■ Record excerpts

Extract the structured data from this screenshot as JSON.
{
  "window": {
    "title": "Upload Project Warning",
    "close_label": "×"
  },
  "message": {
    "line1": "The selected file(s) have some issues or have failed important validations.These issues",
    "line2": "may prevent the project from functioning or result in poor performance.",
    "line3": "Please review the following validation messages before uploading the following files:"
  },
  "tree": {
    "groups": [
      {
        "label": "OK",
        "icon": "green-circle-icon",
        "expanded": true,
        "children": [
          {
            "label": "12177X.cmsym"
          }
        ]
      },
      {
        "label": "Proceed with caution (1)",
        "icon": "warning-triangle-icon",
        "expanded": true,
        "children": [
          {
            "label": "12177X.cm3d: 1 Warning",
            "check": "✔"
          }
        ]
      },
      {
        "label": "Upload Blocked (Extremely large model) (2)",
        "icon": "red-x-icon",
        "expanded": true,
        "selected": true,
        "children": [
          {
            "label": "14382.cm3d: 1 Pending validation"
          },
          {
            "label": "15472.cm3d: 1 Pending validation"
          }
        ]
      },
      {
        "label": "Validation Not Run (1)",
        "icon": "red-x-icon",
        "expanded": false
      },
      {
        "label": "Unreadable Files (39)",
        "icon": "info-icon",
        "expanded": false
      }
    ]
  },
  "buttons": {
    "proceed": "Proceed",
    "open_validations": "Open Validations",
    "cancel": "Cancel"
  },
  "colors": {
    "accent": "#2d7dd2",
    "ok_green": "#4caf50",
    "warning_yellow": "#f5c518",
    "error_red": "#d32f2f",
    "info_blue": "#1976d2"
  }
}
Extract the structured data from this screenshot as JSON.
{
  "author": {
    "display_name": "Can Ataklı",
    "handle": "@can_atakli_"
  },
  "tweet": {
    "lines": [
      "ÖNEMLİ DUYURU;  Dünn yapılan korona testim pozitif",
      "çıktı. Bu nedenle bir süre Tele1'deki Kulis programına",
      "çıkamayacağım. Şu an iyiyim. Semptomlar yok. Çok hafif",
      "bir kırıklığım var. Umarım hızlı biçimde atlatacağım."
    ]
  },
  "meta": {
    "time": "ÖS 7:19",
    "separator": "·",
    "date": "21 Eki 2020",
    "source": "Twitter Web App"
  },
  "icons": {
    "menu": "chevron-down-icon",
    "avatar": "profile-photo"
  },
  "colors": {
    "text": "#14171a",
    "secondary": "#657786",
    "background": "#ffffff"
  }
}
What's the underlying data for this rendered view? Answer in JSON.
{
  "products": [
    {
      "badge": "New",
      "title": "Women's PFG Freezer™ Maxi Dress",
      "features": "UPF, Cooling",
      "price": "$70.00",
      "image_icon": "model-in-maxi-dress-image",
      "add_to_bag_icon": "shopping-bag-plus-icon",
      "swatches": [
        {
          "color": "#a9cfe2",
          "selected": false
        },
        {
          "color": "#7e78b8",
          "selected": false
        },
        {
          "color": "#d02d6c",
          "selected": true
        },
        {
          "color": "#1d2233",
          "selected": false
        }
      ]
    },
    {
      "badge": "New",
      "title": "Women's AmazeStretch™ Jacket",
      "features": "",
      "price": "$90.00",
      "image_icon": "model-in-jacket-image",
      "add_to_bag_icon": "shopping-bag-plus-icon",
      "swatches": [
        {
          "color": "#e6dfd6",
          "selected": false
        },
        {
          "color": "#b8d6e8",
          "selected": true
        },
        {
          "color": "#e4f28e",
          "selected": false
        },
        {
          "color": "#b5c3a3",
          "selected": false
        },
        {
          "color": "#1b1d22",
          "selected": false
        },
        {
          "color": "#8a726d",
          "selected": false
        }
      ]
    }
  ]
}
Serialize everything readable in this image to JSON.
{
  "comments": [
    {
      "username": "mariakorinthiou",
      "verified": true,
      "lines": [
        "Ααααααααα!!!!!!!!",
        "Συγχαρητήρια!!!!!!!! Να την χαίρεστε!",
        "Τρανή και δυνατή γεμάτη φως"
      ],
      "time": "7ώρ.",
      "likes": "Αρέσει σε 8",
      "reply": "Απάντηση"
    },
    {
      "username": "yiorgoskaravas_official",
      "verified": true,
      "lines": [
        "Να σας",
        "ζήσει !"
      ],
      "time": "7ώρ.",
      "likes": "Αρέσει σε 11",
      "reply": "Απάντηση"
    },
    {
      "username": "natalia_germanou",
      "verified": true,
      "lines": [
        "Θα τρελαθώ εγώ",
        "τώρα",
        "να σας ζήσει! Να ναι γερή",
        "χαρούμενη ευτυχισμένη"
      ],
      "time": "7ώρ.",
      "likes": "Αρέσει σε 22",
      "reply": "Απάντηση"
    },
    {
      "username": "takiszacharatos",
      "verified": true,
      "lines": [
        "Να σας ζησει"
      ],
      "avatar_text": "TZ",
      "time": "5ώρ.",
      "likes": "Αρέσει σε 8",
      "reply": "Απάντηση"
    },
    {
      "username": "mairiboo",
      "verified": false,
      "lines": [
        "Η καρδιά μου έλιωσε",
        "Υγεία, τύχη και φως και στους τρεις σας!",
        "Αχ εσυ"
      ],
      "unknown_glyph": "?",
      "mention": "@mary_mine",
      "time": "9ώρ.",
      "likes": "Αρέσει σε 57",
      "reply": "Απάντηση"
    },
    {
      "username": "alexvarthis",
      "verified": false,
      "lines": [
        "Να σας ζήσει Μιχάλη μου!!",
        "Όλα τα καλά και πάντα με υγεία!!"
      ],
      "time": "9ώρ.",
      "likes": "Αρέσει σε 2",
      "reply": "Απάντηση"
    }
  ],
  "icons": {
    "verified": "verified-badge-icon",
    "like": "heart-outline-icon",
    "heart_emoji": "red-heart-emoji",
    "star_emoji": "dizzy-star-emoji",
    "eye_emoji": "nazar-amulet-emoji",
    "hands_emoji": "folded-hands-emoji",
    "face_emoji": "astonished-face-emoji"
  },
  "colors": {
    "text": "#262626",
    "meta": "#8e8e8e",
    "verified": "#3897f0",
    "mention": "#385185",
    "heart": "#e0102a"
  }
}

■ Written exercise
Transcribe the data. Leave every line exactly as it is.

■ Output for this task
Extract the structured data from this screenshot as JSON.
{
  "window": {
    "title": "Upload Project Warning",
    "close_label": "×"
  },
  "message": {
    "line1": "The selected file(s) have some issues or have failed important validations.These issues",
    "line2": "may prevent the project from functioning or result in poor performance.",
    "line3": "Please review the following validation messages before uploading the following files:"
  },
  "tree": {
    "groups": [
      {
        "label": "OK",
        "icon": "green-circle-icon",
        "expanded": true,
        "children": [
          {
            "label": "12177X.cmsym"
          }
        ]
      },
      {
        "label": "Proceed with caution (1)",
        "icon": "warning-triangle-icon",
        "expanded": true,
        "children": [
          {
            "label": "12177X.cm3d: 1 Warning",
            "check": "✔"
          }
        ]
      },
      {
        "label": "Upload Blocked (Extremely large model) (2)",
        "icon": "red-x-icon",
        "expanded": true,
        "selected": true,
        "children": [
          {
            "label": "14382.cm3d: 1 Pending validation"
          },
          {
            "label": "15472.cm3d: 1 Pending validation"
          }
        ]
      },
      {
        "label": "Validation Not Run (1)",
        "icon": "red-x-icon",
        "expanded": false
      },
      {
        "label": "Unreadable Files (39)",
        "icon": "info-icon",
        "expanded": false
      }
    ]
  },
  "buttons": {
    "proceed": "Proceed",
    "open_validations": "Open Validations",
    "cancel": "Cancel"
  },
  "colors": {
    "accent": "#2d7dd2",
    "ok_green": "#4caf50",
    "warning_yellow": "#f5c518",
    "error_red": "#d32f2f",
    "info_blue": "#1976d2"
  }
}
Extract the structured data from this screenshot as JSON.
{
  "author": {
    "display_name": "Can Ataklı",
    "handle": "@can_atakli_"
  },
  "tweet": {
    "lines": [
      "ÖNEMLİ DUYURU;  Dünn yapılan korona testim pozitif",
      "çıktı. Bu nedenle bir süre Tele1'deki Kulis programına",
      "çıkamayacağım. Şu an iyiyim. Semptomlar yok. Çok hafif",
      "bir kırıklığım var. Umarım hızlı biçimde atlatacağım."
    ]
  },
  "meta": {
    "time": "ÖS 7:19",
    "separator": "·",
    "date": "21 Eki 2020",
    "source": "Twitter Web App"
  },
  "icons": {
    "menu": "chevron-down-icon",
    "avatar": "profile-photo"
  },
  "colors": {
    "text": "#14171a",
    "secondary": "#657786",
    "background": "#ffffff"
  }
}
What's the underlying data for this rendered view? Answer in JSON.
{
  "products": [
    {
      "badge": "New",
      "title": "Women's PFG Freezer™ Maxi Dress",
      "features": "UPF, Cooling",
      "price": "$70.00",
      "image_icon": "model-in-maxi-dress-image",
      "add_to_bag_icon": "shopping-bag-plus-icon",
      "swatches": [
        {
          "color": "#a9cfe2",
          "selected": false
        },
        {
          "color": "#7e78b8",
          "selected": false
        },
        {
          "color": "#d02d6c",
          "selected": true
        },
        {
          "color": "#1d2233",
          "selected": false
        }
      ]
    },
    {
      "badge": "New",
      "title": "Women's AmazeStretch™ Jacket",
      "features": "",
      "price": "$90.00",
      "image_icon": "model-in-jacket-image",
      "add_to_bag_icon": "shopping-bag-plus-icon",
      "swatches": [
        {
          "color": "#e6dfd6",
          "selected": false
        },
        {
          "color": "#b8d6e8",
          "selected": true
        },
        {
          "color": "#e4f28e",
          "selected": false
        },
        {
          "color": "#b5c3a3",
          "selected": false
        },
        {
          "color": "#1b1d22",
          "selected": false
        },
        {
          "color": "#8a726d",
          "selected": false
        }
      ]
    }
  ]
}
Serialize everything readable in this image to JSON.
{
  "comments": [
    {
      "username": "mariakorinthiou",
      "verified": true,
      "lines": [
        "Ααααααααα!!!!!!!!",
        "Συγχαρητήρια!!!!!!!! Να την χαίρεστε!",
        "Τρανή και δυνατή γεμάτη φως"
      ],
      "time": "7ώρ.",
      "likes": "Αρέσει σε 8",
      "reply": "Απάντηση"
    },
    {
      "username": "yiorgoskaravas_official",
      "verified": true,
      "lines": [
        "Να σας",
        "ζήσει !"
      ],
      "time": "7ώρ.",
      "likes": "Αρέσει σε 11",
      "reply": "Απάντηση"
    },
    {
      "username": "natalia_germanou",
      "verified": true,
      "lines": [
        "Θα τρελαθώ εγώ",
        "τώρα",
        "να σας ζήσει! Να ναι γερή",
        "χαρούμενη ευτυχισμένη"
      ],
      "time": "7ώρ.",
      "likes": "Αρέσει σε 22",
      "reply": "Απάντηση"
    },
    {
      "username": "takiszacharatos",
      "verified": true,
      "lines": [
        "Να σας ζησει"
      ],
      "avatar_text": "TZ",
      "time": "5ώρ.",
      "likes": "Αρέσει σε 8",
      "reply": "Απάντηση"
    },
    {
      "username": "mairiboo",
      "verified": false,
      "lines": [
        "Η καρδιά μου έλιωσε",
        "Υγεία, τύχη και φως και στους τρεις σας!",
        "Αχ εσυ"
      ],
      "unknown_glyph": "?",
      "mention": "@mary_mine",
      "time": "9ώρ.",
      "likes": "Αρέσει σε 57",
      "reply": "Απάντηση"
    },
    {
      "username": "alexvarthis",
      "verified": false,
      "lines": [
        "Να σας ζήσει Μιχάλη μου!!",
        "Όλα τα καλά και πάντα με υγεία!!"
      ],
      "time": "9ώρ.",
      "likes": "Αρέσει σε 2",
      "reply": "Απάντηση"
    }
  ],
  "icons": {
    "verified": "verified-badge-icon",
    "like": "heart-outline-icon",
    "heart_emoji": "red-heart-emoji",
    "star_emoji": "dizzy-star-emoji",
    "eye_emoji": "nazar-amulet-emoji",
    "hands_emoji": "folded-hands-emoji",
    "face_emoji": "astonished-face-emoji"
  },
  "colors": {
    "text": "#262626",
    "meta": "#8e8e8e",
    "verified": "#3897f0",
    "mention": "#385185",
    "heart": "#e0102a"
  }
}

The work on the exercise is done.